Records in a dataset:

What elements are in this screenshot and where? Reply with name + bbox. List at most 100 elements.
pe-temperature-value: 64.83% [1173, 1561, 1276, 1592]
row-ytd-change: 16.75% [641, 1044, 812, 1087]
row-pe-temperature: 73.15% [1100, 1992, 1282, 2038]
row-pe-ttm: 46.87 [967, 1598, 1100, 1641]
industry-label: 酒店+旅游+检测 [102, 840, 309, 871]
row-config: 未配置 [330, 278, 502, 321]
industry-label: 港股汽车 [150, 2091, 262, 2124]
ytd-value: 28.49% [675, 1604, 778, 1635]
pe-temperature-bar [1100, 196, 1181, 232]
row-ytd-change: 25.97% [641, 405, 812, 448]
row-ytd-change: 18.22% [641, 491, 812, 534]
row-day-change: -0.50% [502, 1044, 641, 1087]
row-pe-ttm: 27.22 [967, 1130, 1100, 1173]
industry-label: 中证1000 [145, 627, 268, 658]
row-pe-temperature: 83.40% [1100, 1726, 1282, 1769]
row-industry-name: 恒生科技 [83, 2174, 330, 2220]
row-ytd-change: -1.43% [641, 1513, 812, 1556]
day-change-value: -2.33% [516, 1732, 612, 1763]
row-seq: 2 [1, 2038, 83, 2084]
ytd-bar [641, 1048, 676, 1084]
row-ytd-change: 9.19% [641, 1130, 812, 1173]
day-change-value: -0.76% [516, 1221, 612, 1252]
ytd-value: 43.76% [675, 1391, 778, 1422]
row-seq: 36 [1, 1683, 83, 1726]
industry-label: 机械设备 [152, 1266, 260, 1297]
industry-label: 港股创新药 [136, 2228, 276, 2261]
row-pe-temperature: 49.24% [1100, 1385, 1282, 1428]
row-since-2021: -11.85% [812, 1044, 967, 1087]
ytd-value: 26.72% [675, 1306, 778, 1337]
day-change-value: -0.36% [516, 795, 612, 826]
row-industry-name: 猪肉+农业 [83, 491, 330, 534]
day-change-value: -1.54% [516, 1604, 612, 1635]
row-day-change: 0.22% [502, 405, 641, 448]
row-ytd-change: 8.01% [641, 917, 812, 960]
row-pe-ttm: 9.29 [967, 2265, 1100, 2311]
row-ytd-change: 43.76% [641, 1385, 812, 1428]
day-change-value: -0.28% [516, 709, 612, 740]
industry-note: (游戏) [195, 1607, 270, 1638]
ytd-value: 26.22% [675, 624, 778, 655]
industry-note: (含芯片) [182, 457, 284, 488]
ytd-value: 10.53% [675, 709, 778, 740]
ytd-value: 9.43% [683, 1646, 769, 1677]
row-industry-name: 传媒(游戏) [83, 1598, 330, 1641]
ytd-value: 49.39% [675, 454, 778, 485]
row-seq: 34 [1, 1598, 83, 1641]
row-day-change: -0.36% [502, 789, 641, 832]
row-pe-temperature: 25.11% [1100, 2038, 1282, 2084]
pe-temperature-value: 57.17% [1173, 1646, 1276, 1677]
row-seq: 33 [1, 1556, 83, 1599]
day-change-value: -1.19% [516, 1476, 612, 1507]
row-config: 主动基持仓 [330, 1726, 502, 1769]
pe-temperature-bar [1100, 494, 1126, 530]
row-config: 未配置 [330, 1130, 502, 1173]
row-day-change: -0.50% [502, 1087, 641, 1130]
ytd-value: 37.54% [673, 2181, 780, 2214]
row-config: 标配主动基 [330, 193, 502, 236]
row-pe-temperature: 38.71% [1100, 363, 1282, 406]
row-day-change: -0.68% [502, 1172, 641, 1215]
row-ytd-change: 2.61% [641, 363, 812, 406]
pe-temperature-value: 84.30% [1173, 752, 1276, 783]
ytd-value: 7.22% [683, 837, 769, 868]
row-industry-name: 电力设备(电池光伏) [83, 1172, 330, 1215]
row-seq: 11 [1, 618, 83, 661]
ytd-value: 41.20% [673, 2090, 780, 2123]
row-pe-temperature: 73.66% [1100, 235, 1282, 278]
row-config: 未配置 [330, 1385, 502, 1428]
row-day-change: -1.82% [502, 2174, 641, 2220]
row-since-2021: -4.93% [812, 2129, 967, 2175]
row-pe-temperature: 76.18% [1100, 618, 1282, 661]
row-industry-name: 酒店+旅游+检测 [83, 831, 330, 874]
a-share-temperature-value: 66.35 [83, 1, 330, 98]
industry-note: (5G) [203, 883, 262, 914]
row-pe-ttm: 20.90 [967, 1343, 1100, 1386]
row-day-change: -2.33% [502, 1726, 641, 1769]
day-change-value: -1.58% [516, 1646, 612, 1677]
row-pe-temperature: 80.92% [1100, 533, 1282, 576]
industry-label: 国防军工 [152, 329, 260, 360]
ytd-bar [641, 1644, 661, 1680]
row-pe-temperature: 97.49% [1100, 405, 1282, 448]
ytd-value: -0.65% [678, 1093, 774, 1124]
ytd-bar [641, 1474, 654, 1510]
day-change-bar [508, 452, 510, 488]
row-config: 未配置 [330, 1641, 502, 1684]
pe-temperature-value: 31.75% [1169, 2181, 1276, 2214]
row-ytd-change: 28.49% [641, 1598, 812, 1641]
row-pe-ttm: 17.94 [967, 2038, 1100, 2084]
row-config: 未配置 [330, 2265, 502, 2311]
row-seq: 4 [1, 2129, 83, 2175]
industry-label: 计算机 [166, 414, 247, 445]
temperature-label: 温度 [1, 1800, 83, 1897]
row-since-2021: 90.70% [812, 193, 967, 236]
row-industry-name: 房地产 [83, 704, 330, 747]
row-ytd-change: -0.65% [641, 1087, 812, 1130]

=== Instructions to follow ===
Switch every "ytd-bar" in the records to "ytd-indicator" and reproduce the records with nothing else changed.

=== Solution for this exercise ===
What elements are in this screenshot and where? Reply with name + bbox. List at most 100 elements.
pe-temperature-value: 64.83% [1173, 1561, 1276, 1592]
row-ytd-change: 16.75% [641, 1044, 812, 1087]
row-pe-temperature: 73.15% [1100, 1992, 1282, 2038]
row-pe-ttm: 46.87 [967, 1598, 1100, 1641]
industry-label: 酒店+旅游+检测 [102, 840, 309, 871]
row-config: 未配置 [330, 278, 502, 321]
industry-label: 港股汽车 [150, 2091, 262, 2124]
ytd-value: 28.49% [675, 1604, 778, 1635]
pe-temperature-bar [1100, 196, 1181, 232]
row-ytd-change: 25.97% [641, 405, 812, 448]
row-ytd-change: 18.22% [641, 491, 812, 534]
row-day-change: -0.50% [502, 1044, 641, 1087]
row-pe-ttm: 27.22 [967, 1130, 1100, 1173]
industry-label: 中证1000 [145, 627, 268, 658]
row-pe-temperature: 83.40% [1100, 1726, 1282, 1769]
row-industry-name: 恒生科技 [83, 2174, 330, 2220]
row-ytd-change: -1.43% [641, 1513, 812, 1556]
day-change-value: -2.33% [516, 1732, 612, 1763]
row-seq: 2 [1, 2038, 83, 2084]
ytd-indicator [641, 1048, 676, 1084]
row-ytd-change: 9.19% [641, 1130, 812, 1173]
day-change-value: -0.76% [516, 1221, 612, 1252]
ytd-value: 43.76% [675, 1391, 778, 1422]
row-seq: 36 [1, 1683, 83, 1726]
industry-label: 机械设备 [152, 1266, 260, 1297]
industry-label: 港股创新药 [136, 2228, 276, 2261]
row-pe-temperature: 49.24% [1100, 1385, 1282, 1428]
row-since-2021: -11.85% [812, 1044, 967, 1087]
ytd-value: 26.72% [675, 1306, 778, 1337]
day-change-value: -0.36% [516, 795, 612, 826]
row-industry-name: 猪肉+农业 [83, 491, 330, 534]
day-change-value: -1.54% [516, 1604, 612, 1635]
row-day-change: 0.22% [502, 405, 641, 448]
row-ytd-change: 8.01% [641, 917, 812, 960]
row-pe-ttm: 9.29 [967, 2265, 1100, 2311]
row-ytd-change: 43.76% [641, 1385, 812, 1428]
day-change-value: -0.28% [516, 709, 612, 740]
industry-note: (游戏) [195, 1607, 270, 1638]
ytd-value: 26.22% [675, 624, 778, 655]
industry-note: (含芯片) [182, 457, 284, 488]
ytd-value: 10.53% [675, 709, 778, 740]
ytd-value: 9.43% [683, 1646, 769, 1677]
row-industry-name: 传媒(游戏) [83, 1598, 330, 1641]
ytd-value: 49.39% [675, 454, 778, 485]
row-seq: 34 [1, 1598, 83, 1641]
row-day-change: -0.36% [502, 789, 641, 832]
row-pe-temperature: 25.11% [1100, 2038, 1282, 2084]
pe-temperature-value: 57.17% [1173, 1646, 1276, 1677]
row-seq: 33 [1, 1556, 83, 1599]
day-change-value: -1.19% [516, 1476, 612, 1507]
row-config: 主动基持仓 [330, 1726, 502, 1769]
pe-temperature-bar [1100, 494, 1126, 530]
row-config: 未配置 [330, 1130, 502, 1173]
row-day-change: -0.50% [502, 1087, 641, 1130]
ytd-value: 37.54% [673, 2181, 780, 2214]
row-config: 标配主动基 [330, 193, 502, 236]
row-pe-temperature: 38.71% [1100, 363, 1282, 406]
row-day-change: -0.68% [502, 1172, 641, 1215]
row-ytd-change: 2.61% [641, 363, 812, 406]
pe-temperature-value: 84.30% [1173, 752, 1276, 783]
ytd-value: 7.22% [683, 837, 769, 868]
row-industry-name: 电力设备(电池光伏) [83, 1172, 330, 1215]
row-seq: 11 [1, 618, 83, 661]
ytd-value: 41.20% [673, 2090, 780, 2123]
row-pe-temperature: 73.66% [1100, 235, 1282, 278]
row-config: 未配置 [330, 1385, 502, 1428]
row-day-change: -1.82% [502, 2174, 641, 2220]
row-since-2021: -4.93% [812, 2129, 967, 2175]
row-pe-temperature: 76.18% [1100, 618, 1282, 661]
row-industry-name: 酒店+旅游+检测 [83, 831, 330, 874]
a-share-temperature-value: 66.35 [83, 1, 330, 98]
industry-note: (5G) [203, 883, 262, 914]
row-pe-ttm: 20.90 [967, 1343, 1100, 1386]
row-day-change: -2.33% [502, 1726, 641, 1769]
day-change-value: -1.58% [516, 1646, 612, 1677]
row-pe-temperature: 80.92% [1100, 533, 1282, 576]
industry-label: 国防军工 [152, 329, 260, 360]
ytd-indicator [641, 1644, 661, 1680]
row-pe-temperature: 97.49% [1100, 405, 1282, 448]
ytd-value: -0.65% [678, 1093, 774, 1124]
ytd-indicator [641, 1474, 654, 1510]
day-change-bar [508, 452, 510, 488]
row-config: 未配置 [330, 1641, 502, 1684]
pe-temperature-value: 31.75% [1169, 2181, 1276, 2214]
row-ytd-change: 28.49% [641, 1598, 812, 1641]
row-pe-ttm: 17.94 [967, 2038, 1100, 2084]
row-config: 未配置 [330, 2265, 502, 2311]
row-seq: 4 [1, 2129, 83, 2175]
industry-label: 计算机 [166, 414, 247, 445]
temperature-label: 温度 [1, 1800, 83, 1897]
row-since-2021: 90.70% [812, 193, 967, 236]
row-industry-name: 房地产 [83, 704, 330, 747]
row-ytd-change: -0.65% [641, 1087, 812, 1130]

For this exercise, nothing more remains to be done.